-------- Supplied records
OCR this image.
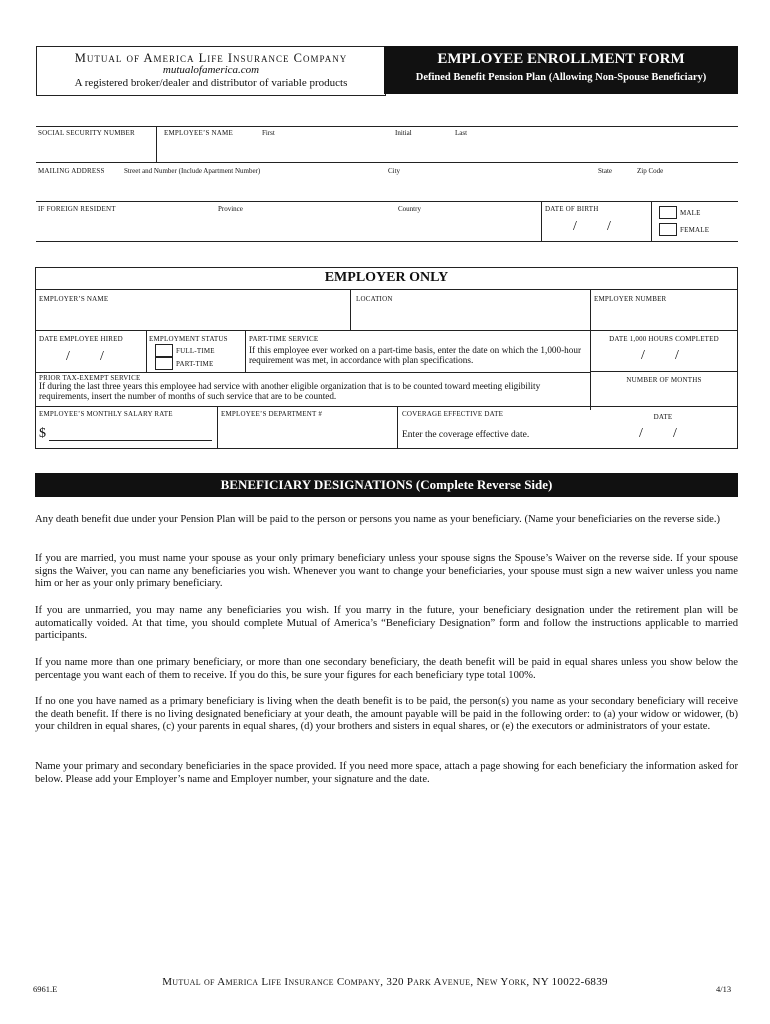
Mutual of America Life Insurance Company
mutualofamerica.com
A registered broker/dealer and distributor of variable products
EMPLOYEE ENROLLMENT FORM
Defined Benefit Pension Plan (Allowing Non-Spouse Beneficiary)
SOCIAL SECURITY NUMBER	EMPLOYEE’S NAME	First	Initial	Last
MAILING ADDRESS	Street and Number (Include Apartment Number)	City	State	Zip Code
IF FOREIGN RESIDENT	Province	Country	DATE OF BIRTH
/ /
MALE
FEMALE
EMPLOYER ONLY
EMPLOYER’S NAME	LOCATION	EMPLOYER NUMBER
DATE EMPLOYEE HIRED
/ /
EMPLOYMENT STATUS
FULL-TIME
PART-TIME
PART-TIME SERVICE
If this employee ever worked on a part-time basis, enter the date on which the 1,000-hour requirement was met, in accordance with plan specifications.
DATE 1,000 HOURS COMPLETED
/ /
NUMBER OF MONTHS
PRIOR TAX-EXEMPT SERVICE
If during the last three years this employee had service with another eligible organization that is to be counted toward meeting eligibility requirements, insert the number of months of such service that are to be counted.
EMPLOYEE’S MONTHLY SALARY RATE
$
EMPLOYEE’S DEPARTMENT #	COVERAGE EFFECTIVE DATE
Enter the coverage effective date.
DATE
/ /
BENEFICIARY DESIGNATIONS (Complete Reverse Side)
Any death benefit due under your Pension Plan will be paid to the person or persons you name as your beneficiary. (Name your beneficiaries on the reverse side.)
If you are married, you must name your spouse as your only primary beneficiary unless your spouse signs the Spouse’s Waiver on the reverse side. If your spouse signs the Waiver, you can name any beneficiaries you wish. Whenever you want to change your beneficiaries, your spouse must sign a new waiver unless you name him or her as your only primary beneficiary.
If you are unmarried, you may name any beneficiaries you wish. If you marry in the future, your beneficiary designation under the retirement plan will be automatically voided. At that time, you should complete Mutual of America’s “Beneficiary Designation” form and follow the instructions applicable to married participants.
If you name more than one primary beneficiary, or more than one secondary beneficiary, the death benefit will be paid in equal shares unless you show below the percentage you want each of them to receive. If you do this, be sure your figures for each beneficiary type total 100%.
If no one you have named as a primary beneficiary is living when the death benefit is to be paid, the person(s) you name as your secondary beneficiary will receive the death benefit. If there is no living designated beneficiary at your death, the amount payable will be paid in the following order: to (a) your widow or widower, (b) your children in equal shares, (c) your parents in equal shares, (d) your brothers and sisters in equal shares, or (e) the executors or administrators of your estate.
Name your primary and secondary beneficiaries in the space provided. If you need more space, attach a page showing for each beneficiary the information asked for below. Please add your Employer’s name and Employer number, your signature and the date.
6961.E
Mutual of America Life Insurance Company, 320 Park Avenue, New York, NY 10022-6839
4/13
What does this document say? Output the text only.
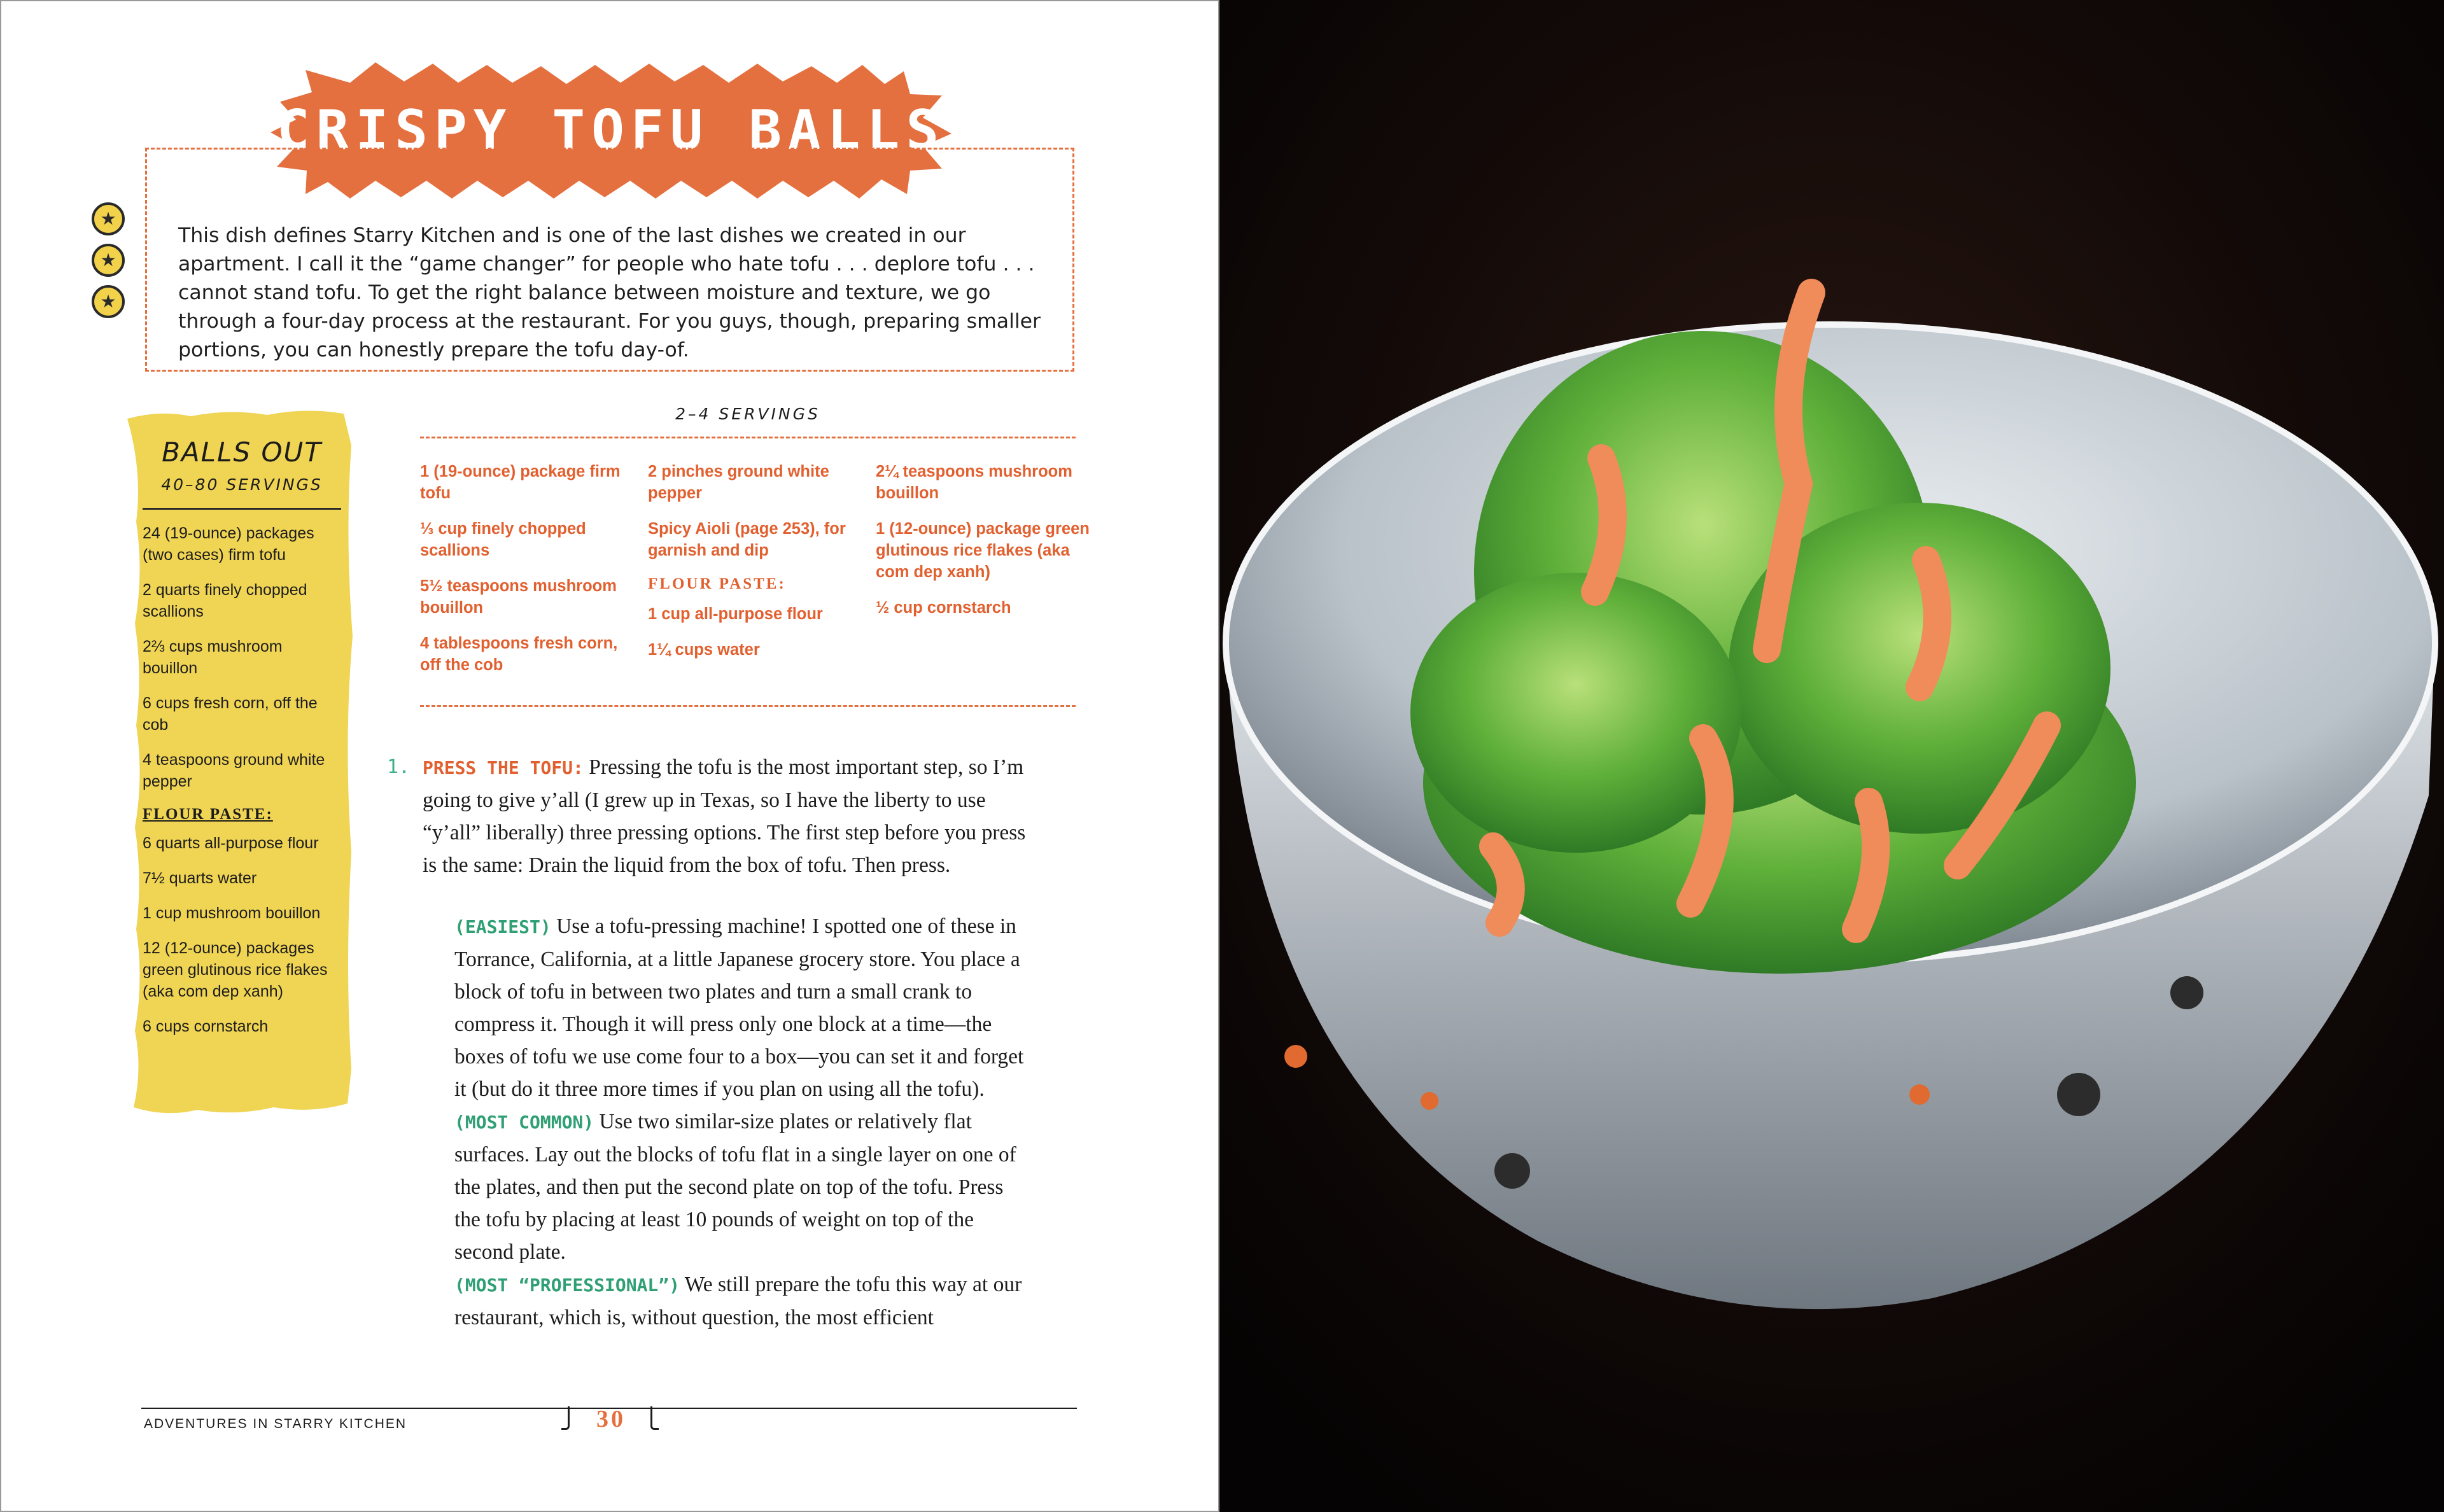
CRISPY TOFU BALLS
This dish defines Starry Kitchen and is one of the last dishes we created in our apartment. I call it the “game changer” for people who hate tofu . . . deplore tofu . . . cannot stand tofu. To get the right balance between moisture and texture, we go through a four-day process at the restaurant. For you guys, though, preparing smaller portions, you can honestly prepare the tofu day-of.
★
★
★
BALLS OUT
40–80 SERVINGS
24 (19-ounce) packages (two cases) firm tofu
2 quarts finely chopped scallions
2⅔ cups mushroom bouillon
6 cups fresh corn, off the cob
4 teaspoons ground white pepper
FLOUR PASTE:
6 quarts all-purpose flour
7½ quarts water
1 cup mushroom bouillon
12 (12-ounce) packages green glutinous rice flakes (aka com dep xanh)
6 cups cornstarch
2–4 SERVINGS
1 (19-ounce) package firm tofu
⅓ cup finely chopped scallions
5½ teaspoons mushroom bouillon
4 tablespoons fresh corn, off the cob
2 pinches ground white pepper
Spicy Aioli (page 253), for garnish and dip
FLOUR PASTE:
1 cup all-purpose flour
1¼ cups water
2¼ teaspoons mushroom bouillon
1 (12-ounce) package green glutinous rice flakes (aka com dep xanh)
½ cup cornstarch
1. PRESS THE TOFU: Pressing the tofu is the most important step, so I’m going to give y’all (I grew up in Texas, so I have the liberty to use “y’all” liberally) three pressing options. The first step before you press is the same: Drain the liquid from the box of tofu. Then press.

(EASIEST) Use a tofu-pressing machine! I spotted one of these in Torrance, California, at a little Japanese grocery store. You place a block of tofu in between two plates and turn a small crank to compress it. Though it will press only one block at a time—the boxes of tofu we use come four to a box—you can set it and forget it (but do it three more times if you plan on using all the tofu).

(MOST COMMON) Use two similar-size plates or relatively flat surfaces. Lay out the blocks of tofu flat in a single layer on one of the plates, and then put the second plate on top of the tofu. Press the tofu by placing at least 10 pounds of weight on top of the second plate.

(MOST “PROFESSIONAL”) We still prepare the tofu this way at our restaurant, which is, without question, the most efficient

ADVENTURES IN STARRY KITCHEN	30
----------------
:: Written request ::
How many lines in the data contain the string "fresh"? Respond with the number only.

:: Solution ::
2